Job:
For each line in the data below that holds "guacamole", return a copy.
[start Input material]
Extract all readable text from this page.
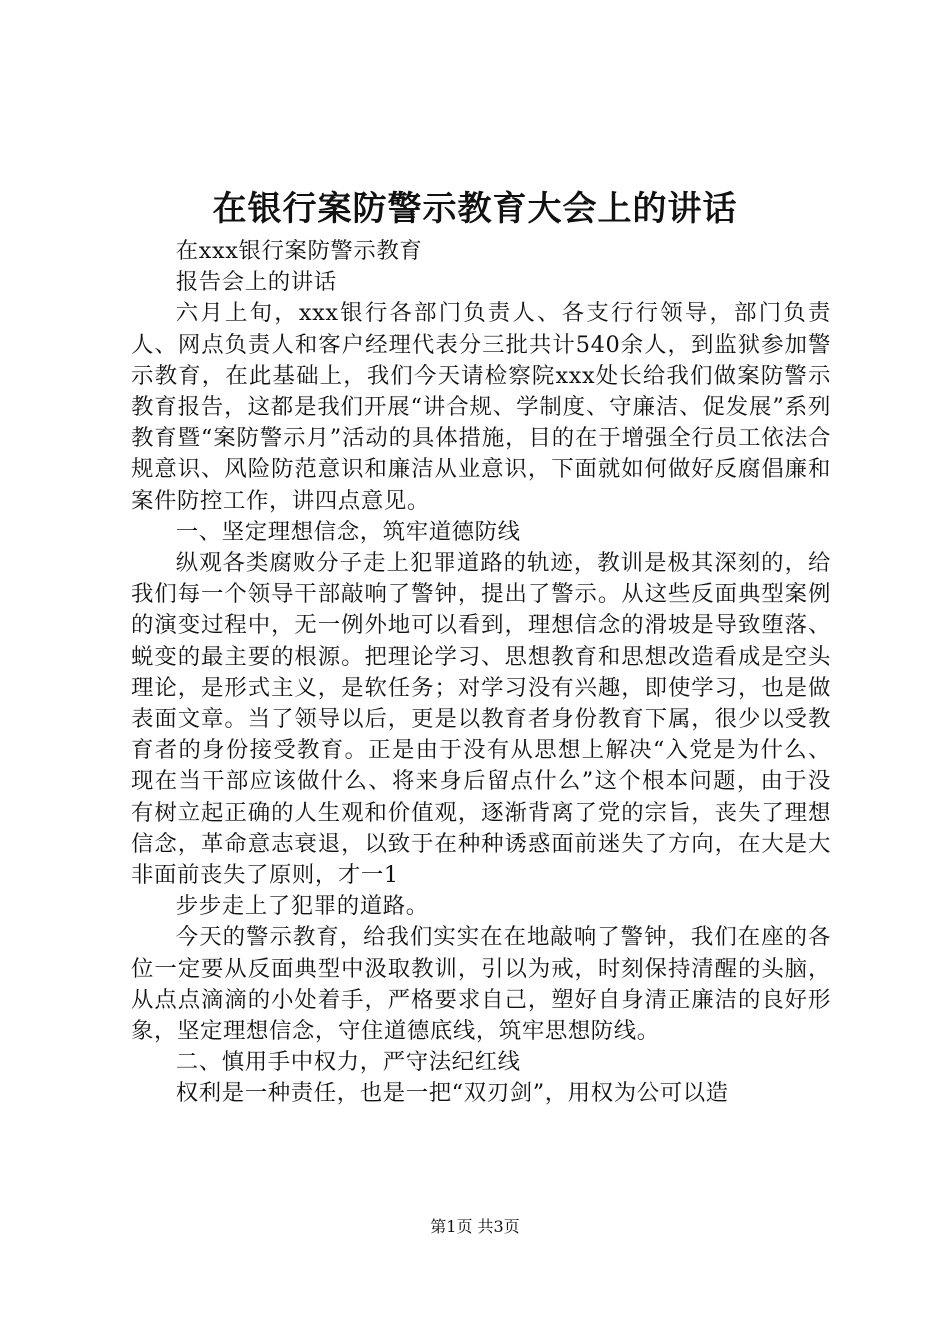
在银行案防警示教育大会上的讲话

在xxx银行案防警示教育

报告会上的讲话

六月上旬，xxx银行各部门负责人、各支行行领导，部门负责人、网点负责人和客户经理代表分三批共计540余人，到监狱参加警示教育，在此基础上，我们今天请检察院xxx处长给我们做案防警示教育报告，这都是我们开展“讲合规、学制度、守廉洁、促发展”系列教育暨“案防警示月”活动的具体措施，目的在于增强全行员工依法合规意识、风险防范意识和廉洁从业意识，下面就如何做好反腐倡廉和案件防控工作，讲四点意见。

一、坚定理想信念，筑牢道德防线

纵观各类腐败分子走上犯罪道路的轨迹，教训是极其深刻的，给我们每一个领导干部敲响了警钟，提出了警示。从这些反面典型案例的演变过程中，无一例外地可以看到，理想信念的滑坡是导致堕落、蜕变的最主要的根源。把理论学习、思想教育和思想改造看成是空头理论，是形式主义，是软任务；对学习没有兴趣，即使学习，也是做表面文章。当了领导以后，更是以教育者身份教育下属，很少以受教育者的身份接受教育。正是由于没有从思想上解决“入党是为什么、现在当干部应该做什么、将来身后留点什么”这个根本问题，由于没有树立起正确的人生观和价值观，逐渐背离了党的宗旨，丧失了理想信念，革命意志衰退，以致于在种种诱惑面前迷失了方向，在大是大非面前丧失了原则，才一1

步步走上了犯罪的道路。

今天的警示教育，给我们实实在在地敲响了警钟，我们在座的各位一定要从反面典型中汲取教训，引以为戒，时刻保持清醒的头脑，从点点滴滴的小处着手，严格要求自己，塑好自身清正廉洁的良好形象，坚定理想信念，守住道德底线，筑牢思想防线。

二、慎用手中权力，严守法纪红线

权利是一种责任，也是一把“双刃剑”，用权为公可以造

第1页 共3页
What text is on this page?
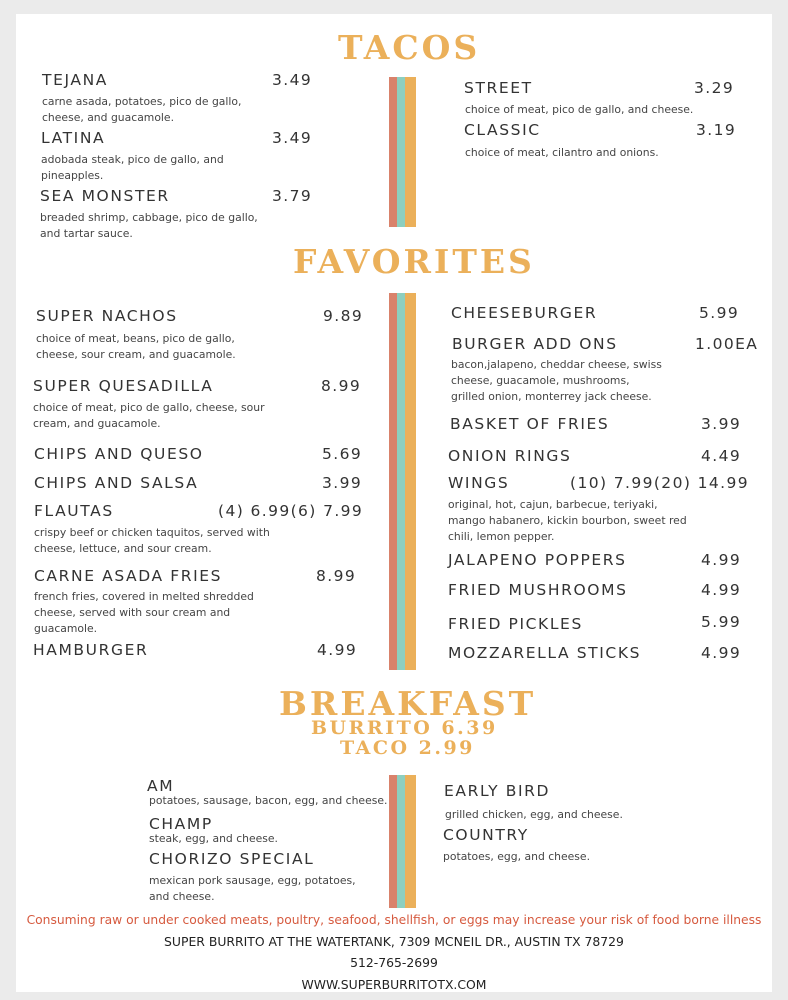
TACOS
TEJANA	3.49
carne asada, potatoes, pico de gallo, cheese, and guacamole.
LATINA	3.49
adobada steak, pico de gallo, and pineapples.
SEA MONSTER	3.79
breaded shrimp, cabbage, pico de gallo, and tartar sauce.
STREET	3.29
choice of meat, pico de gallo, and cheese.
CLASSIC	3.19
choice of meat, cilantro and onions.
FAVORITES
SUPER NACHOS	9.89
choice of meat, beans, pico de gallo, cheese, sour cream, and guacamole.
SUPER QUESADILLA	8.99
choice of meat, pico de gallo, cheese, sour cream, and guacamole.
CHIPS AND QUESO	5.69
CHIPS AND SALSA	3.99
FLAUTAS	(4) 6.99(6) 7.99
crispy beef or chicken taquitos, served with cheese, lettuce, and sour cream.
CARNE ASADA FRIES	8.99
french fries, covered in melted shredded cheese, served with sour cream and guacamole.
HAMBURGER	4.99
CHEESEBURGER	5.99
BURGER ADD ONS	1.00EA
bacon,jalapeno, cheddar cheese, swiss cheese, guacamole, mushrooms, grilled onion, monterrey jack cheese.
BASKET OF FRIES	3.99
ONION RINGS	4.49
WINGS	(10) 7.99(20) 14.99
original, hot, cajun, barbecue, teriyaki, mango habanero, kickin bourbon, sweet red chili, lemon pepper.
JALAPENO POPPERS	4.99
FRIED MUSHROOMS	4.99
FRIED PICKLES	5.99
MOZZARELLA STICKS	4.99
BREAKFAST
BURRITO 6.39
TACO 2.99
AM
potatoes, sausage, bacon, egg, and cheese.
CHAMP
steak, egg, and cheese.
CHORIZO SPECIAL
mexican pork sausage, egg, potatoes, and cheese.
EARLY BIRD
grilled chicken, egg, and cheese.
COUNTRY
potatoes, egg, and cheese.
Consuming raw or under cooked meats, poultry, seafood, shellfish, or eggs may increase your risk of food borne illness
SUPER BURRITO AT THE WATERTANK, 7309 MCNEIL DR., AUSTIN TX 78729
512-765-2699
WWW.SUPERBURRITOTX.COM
[end Input material]
In response:
carne asada, potatoes, pico de gallo, cheese, and guacamole.
choice of meat, beans, pico de gallo, cheese, sour cream, and guacamole.
choice of meat, pico de gallo, cheese, sour cream, and guacamole.
french fries, covered in melted shredded cheese, served with sour cream and guacamole.
bacon,jalapeno, cheddar cheese, swiss cheese, guacamole, mushrooms, grilled onion, monterrey jack cheese.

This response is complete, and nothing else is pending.